Start of Task input

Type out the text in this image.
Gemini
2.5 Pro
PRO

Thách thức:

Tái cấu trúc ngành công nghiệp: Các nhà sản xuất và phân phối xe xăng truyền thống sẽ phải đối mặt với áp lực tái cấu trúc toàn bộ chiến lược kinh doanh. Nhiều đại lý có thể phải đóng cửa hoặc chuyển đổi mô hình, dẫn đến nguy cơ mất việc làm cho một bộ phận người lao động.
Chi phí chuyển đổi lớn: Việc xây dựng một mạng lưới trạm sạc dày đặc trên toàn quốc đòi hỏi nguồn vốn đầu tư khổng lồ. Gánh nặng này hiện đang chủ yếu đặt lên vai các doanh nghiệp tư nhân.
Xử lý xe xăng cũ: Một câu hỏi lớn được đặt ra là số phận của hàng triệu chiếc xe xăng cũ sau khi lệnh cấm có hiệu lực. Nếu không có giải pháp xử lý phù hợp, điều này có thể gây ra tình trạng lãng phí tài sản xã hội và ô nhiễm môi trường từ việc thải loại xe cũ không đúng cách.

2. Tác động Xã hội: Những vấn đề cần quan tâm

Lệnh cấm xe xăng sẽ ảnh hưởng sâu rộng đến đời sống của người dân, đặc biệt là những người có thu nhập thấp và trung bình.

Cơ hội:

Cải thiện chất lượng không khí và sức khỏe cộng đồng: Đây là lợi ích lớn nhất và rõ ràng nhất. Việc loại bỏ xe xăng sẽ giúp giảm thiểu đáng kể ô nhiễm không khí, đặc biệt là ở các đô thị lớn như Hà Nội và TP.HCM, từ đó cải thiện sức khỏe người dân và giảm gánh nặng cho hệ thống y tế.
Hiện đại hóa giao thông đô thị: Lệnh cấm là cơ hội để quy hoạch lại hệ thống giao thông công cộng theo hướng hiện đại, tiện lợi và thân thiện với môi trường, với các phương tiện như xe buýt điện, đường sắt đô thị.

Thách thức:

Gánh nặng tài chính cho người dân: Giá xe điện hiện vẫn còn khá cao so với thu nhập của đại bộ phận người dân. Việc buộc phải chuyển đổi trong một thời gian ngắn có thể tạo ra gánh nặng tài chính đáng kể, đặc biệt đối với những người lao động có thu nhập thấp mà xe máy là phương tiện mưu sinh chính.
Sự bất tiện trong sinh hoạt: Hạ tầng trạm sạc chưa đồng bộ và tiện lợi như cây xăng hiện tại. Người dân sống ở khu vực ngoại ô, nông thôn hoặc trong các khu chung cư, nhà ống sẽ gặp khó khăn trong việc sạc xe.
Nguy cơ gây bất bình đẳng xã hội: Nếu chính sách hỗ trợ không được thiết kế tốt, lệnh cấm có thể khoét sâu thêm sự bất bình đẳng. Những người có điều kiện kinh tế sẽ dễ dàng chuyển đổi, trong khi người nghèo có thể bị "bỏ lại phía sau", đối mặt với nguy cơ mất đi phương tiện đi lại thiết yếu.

End of Task input

Work to complete. Take the entries above and copy them out exactly.

Exercise result.
Type out the text in this image.
Gemini
2.5 Pro
PRO

Thách thức:

Tái cấu trúc ngành công nghiệp: Các nhà sản xuất và phân phối xe xăng truyền thống sẽ phải đối mặt với áp lực tái cấu trúc toàn bộ chiến lược kinh doanh. Nhiều đại lý có thể phải đóng cửa hoặc chuyển đổi mô hình, dẫn đến nguy cơ mất việc làm cho một bộ phận người lao động.
Chi phí chuyển đổi lớn: Việc xây dựng một mạng lưới trạm sạc dày đặc trên toàn quốc đòi hỏi nguồn vốn đầu tư khổng lồ. Gánh nặng này hiện đang chủ yếu đặt lên vai các doanh nghiệp tư nhân.
Xử lý xe xăng cũ: Một câu hỏi lớn được đặt ra là số phận của hàng triệu chiếc xe xăng cũ sau khi lệnh cấm có hiệu lực. Nếu không có giải pháp xử lý phù hợp, điều này có thể gây ra tình trạng lãng phí tài sản xã hội và ô nhiễm môi trường từ việc thải loại xe cũ không đúng cách.

2. Tác động Xã hội: Những vấn đề cần quan tâm

Lệnh cấm xe xăng sẽ ảnh hưởng sâu rộng đến đời sống của người dân, đặc biệt là những người có thu nhập thấp và trung bình.

Cơ hội:

Cải thiện chất lượng không khí và sức khỏe cộng đồng: Đây là lợi ích lớn nhất và rõ ràng nhất. Việc loại bỏ xe xăng sẽ giúp giảm thiểu đáng kể ô nhiễm không khí, đặc biệt là ở các đô thị lớn như Hà Nội và TP.HCM, từ đó cải thiện sức khỏe người dân và giảm gánh nặng cho hệ thống y tế.
Hiện đại hóa giao thông đô thị: Lệnh cấm là cơ hội để quy hoạch lại hệ thống giao thông công cộng theo hướng hiện đại, tiện lợi và thân thiện với môi trường, với các phương tiện như xe buýt điện, đường sắt đô thị.

Thách thức:

Gánh nặng tài chính cho người dân: Giá xe điện hiện vẫn còn khá cao so với thu nhập của đại bộ phận người dân. Việc buộc phải chuyển đổi trong một thời gian ngắn có thể tạo ra gánh nặng tài chính đáng kể, đặc biệt đối với những người lao động có thu nhập thấp mà xe máy là phương tiện mưu sinh chính.
Sự bất tiện trong sinh hoạt: Hạ tầng trạm sạc chưa đồng bộ và tiện lợi như cây xăng hiện tại. Người dân sống ở khu vực ngoại ô, nông thôn hoặc trong các khu chung cư, nhà ống sẽ gặp khó khăn trong việc sạc xe.
Nguy cơ gây bất bình đẳng xã hội: Nếu chính sách hỗ trợ không được thiết kế tốt, lệnh cấm có thể khoét sâu thêm sự bất bình đẳng. Những người có điều kiện kinh tế sẽ dễ dàng chuyển đổi, trong khi người nghèo có thể bị "bỏ lại phía sau", đối mặt với nguy cơ mất đi phương tiện đi lại thiết yếu.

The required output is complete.